Start of Raw data

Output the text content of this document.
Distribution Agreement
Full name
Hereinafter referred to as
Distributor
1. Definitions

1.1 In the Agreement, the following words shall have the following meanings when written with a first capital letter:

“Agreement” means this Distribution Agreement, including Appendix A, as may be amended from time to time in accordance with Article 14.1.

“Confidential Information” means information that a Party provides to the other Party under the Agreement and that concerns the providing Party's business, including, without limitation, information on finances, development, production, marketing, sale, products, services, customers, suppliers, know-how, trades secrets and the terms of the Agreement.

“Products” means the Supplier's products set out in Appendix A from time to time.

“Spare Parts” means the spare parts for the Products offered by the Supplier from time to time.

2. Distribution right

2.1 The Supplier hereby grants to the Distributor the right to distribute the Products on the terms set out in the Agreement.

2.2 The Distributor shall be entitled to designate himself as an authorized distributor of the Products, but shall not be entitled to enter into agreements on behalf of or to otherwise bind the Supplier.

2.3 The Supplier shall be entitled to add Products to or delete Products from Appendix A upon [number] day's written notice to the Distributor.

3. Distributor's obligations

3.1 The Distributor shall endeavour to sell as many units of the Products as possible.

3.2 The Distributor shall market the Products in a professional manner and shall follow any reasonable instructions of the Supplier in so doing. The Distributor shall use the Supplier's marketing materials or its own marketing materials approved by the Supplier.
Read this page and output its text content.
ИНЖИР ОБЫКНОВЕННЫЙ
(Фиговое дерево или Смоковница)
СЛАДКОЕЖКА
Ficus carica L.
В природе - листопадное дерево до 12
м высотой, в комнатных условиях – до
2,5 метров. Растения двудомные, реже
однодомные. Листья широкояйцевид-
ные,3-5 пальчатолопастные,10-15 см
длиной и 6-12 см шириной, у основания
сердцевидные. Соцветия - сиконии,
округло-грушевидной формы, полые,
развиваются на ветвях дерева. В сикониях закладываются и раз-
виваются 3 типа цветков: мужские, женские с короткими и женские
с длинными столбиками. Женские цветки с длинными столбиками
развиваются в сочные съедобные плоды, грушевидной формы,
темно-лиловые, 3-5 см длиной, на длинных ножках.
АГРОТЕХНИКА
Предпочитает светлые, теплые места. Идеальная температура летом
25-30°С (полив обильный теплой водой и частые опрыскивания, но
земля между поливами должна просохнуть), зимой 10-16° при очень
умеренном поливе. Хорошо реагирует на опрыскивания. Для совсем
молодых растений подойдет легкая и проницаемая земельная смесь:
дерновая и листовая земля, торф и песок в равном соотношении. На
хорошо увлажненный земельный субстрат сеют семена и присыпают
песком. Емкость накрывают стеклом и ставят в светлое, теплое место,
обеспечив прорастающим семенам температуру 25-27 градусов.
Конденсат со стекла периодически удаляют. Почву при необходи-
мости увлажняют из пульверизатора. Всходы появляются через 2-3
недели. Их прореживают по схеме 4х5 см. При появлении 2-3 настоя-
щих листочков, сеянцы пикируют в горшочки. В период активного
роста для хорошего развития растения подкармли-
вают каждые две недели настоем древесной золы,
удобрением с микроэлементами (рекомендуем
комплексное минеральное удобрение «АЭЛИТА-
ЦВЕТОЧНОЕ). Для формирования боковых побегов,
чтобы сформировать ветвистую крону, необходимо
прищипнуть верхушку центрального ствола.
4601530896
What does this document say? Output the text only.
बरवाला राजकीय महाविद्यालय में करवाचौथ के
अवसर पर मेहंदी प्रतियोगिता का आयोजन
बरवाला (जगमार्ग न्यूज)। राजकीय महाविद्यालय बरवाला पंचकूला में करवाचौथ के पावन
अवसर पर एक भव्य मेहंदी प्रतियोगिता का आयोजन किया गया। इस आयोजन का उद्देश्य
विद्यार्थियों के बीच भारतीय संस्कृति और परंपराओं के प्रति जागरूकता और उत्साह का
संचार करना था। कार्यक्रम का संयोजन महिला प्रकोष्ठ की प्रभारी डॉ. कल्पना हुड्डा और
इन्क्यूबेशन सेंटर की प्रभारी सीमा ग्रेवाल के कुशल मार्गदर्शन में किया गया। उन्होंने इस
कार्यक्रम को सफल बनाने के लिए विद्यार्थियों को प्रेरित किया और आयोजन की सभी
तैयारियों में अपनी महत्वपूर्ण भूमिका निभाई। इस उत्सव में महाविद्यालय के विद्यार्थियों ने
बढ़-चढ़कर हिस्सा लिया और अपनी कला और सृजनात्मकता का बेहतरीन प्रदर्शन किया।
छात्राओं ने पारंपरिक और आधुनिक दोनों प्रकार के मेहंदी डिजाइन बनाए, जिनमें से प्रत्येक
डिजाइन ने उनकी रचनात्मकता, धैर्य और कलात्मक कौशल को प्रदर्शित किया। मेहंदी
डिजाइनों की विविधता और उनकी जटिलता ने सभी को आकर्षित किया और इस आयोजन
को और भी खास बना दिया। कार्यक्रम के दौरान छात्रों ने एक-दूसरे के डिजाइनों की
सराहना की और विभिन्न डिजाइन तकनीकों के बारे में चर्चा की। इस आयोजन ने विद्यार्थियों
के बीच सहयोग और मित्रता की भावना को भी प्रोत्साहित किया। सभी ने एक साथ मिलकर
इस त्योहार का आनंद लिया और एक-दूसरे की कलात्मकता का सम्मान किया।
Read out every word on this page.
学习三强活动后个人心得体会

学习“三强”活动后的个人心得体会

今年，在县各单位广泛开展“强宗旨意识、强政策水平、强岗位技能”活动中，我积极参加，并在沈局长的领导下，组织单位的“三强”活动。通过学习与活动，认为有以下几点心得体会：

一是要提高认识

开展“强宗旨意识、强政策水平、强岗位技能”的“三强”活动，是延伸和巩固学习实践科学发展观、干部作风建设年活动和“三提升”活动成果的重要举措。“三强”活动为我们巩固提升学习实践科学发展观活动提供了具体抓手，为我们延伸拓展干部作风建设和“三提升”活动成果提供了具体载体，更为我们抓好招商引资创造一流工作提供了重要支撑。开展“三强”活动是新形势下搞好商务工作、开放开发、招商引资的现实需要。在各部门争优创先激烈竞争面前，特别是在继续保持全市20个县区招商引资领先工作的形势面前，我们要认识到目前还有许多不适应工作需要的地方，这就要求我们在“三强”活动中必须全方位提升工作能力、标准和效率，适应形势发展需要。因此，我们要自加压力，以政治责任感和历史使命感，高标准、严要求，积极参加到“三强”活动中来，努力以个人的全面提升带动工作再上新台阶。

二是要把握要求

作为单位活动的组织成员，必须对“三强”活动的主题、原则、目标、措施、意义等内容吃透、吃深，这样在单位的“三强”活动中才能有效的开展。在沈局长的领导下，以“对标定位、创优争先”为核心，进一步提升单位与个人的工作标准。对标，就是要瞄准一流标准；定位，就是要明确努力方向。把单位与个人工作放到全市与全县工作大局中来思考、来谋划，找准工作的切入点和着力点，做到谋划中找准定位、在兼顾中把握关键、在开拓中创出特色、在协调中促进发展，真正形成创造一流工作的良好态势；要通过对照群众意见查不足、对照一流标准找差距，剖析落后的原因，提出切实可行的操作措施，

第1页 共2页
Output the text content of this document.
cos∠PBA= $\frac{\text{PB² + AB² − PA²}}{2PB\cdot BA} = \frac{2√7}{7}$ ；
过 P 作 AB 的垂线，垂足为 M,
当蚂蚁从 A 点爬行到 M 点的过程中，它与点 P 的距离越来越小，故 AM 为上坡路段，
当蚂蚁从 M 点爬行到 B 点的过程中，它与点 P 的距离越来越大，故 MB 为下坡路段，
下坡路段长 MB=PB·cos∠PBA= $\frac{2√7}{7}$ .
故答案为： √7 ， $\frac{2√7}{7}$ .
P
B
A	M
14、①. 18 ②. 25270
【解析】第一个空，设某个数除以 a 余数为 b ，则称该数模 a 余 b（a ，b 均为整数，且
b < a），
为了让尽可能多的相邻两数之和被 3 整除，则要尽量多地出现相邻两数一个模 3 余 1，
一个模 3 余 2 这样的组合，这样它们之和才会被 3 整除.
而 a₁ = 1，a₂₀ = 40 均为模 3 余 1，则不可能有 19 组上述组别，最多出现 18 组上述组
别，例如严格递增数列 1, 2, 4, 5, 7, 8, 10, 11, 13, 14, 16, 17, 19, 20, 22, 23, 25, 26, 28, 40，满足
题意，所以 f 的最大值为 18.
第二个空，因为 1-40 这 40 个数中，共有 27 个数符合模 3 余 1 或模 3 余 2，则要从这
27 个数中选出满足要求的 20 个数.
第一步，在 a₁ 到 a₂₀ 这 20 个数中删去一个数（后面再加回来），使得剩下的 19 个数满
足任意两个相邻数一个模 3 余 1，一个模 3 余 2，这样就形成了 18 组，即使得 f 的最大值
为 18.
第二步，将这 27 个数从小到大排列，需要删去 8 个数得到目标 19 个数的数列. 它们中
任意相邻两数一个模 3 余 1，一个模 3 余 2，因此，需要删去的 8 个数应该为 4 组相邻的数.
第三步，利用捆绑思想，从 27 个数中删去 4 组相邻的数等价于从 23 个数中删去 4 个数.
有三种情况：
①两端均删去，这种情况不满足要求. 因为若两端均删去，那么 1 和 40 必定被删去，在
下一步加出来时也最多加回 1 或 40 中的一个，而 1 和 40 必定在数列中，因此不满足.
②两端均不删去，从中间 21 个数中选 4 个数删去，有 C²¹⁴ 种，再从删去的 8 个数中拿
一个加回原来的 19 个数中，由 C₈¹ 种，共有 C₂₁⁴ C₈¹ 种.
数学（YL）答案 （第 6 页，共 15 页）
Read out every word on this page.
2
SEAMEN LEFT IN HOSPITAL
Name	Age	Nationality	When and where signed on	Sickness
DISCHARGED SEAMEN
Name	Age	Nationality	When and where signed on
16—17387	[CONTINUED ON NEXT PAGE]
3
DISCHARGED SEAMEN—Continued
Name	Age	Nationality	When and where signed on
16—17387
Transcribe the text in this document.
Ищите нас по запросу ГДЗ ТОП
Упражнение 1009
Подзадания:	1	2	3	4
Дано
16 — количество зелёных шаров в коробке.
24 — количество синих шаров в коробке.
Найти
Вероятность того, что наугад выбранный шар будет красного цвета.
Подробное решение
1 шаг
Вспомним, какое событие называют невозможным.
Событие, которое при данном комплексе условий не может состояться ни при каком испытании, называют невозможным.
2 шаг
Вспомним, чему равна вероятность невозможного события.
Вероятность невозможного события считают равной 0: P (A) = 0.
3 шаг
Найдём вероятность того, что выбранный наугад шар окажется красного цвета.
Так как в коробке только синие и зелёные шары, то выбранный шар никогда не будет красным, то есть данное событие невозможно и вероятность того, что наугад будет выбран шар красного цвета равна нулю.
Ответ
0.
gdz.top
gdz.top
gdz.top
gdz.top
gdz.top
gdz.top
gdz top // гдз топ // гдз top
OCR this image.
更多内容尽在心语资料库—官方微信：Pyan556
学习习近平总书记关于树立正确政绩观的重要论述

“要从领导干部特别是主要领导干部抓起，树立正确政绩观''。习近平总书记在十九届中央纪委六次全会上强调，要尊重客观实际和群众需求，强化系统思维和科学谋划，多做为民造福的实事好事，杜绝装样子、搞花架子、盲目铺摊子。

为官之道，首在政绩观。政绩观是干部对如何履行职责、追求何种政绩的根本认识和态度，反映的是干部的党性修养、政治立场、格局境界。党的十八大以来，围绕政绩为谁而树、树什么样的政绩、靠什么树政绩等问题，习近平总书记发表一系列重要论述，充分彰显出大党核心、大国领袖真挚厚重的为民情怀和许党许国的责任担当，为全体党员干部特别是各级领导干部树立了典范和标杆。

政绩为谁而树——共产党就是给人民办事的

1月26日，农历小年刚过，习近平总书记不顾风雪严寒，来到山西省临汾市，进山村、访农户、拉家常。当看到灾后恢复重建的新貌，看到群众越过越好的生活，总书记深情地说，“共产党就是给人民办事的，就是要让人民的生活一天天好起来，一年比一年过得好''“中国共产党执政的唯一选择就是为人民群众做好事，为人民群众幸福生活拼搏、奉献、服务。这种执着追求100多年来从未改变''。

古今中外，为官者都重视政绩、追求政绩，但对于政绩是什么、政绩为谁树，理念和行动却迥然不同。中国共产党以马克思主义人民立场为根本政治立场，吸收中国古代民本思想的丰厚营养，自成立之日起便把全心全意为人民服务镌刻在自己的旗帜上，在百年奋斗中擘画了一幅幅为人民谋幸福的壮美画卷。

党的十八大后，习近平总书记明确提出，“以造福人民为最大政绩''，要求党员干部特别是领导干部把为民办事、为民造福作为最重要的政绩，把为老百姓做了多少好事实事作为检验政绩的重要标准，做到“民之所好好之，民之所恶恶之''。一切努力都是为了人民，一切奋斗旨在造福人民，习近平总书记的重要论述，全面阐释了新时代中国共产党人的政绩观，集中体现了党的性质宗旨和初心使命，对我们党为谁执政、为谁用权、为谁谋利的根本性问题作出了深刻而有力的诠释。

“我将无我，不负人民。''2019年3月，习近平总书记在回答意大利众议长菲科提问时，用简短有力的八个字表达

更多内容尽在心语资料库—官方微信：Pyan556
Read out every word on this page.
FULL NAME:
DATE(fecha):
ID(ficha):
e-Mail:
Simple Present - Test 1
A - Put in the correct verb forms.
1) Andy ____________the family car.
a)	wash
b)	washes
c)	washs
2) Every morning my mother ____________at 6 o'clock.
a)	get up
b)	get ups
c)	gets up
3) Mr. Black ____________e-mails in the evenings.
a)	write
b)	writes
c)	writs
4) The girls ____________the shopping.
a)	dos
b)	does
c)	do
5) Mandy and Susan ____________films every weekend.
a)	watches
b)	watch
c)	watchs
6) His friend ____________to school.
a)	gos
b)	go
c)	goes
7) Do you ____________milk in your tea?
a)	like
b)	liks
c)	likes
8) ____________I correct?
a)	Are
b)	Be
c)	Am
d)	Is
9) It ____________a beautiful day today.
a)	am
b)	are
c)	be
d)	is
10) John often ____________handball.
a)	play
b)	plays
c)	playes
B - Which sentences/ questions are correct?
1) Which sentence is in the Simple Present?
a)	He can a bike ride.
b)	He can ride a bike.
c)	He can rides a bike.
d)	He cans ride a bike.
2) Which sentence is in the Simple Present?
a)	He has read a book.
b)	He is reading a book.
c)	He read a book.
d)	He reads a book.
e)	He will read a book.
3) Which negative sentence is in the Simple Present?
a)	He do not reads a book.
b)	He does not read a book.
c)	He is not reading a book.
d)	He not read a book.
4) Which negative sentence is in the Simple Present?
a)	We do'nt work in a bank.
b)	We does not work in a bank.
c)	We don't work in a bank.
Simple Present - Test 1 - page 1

End of Raw data

:: Problem requirements ::
Which lines include the word "terms"? List them all.

:: Task solution ::
“Confidential Information” means information that a Party provides to the other Party under the Agreement and that concerns the providing Party's business, including, without limitation, information on finances, development, production, marketing, sale, products, services, customers, suppliers, know-how, trades secrets and the terms of the Agreement.
2.1 The Supplier hereby grants to the Distributor the right to distribute the Products on the terms set out in the Agreement.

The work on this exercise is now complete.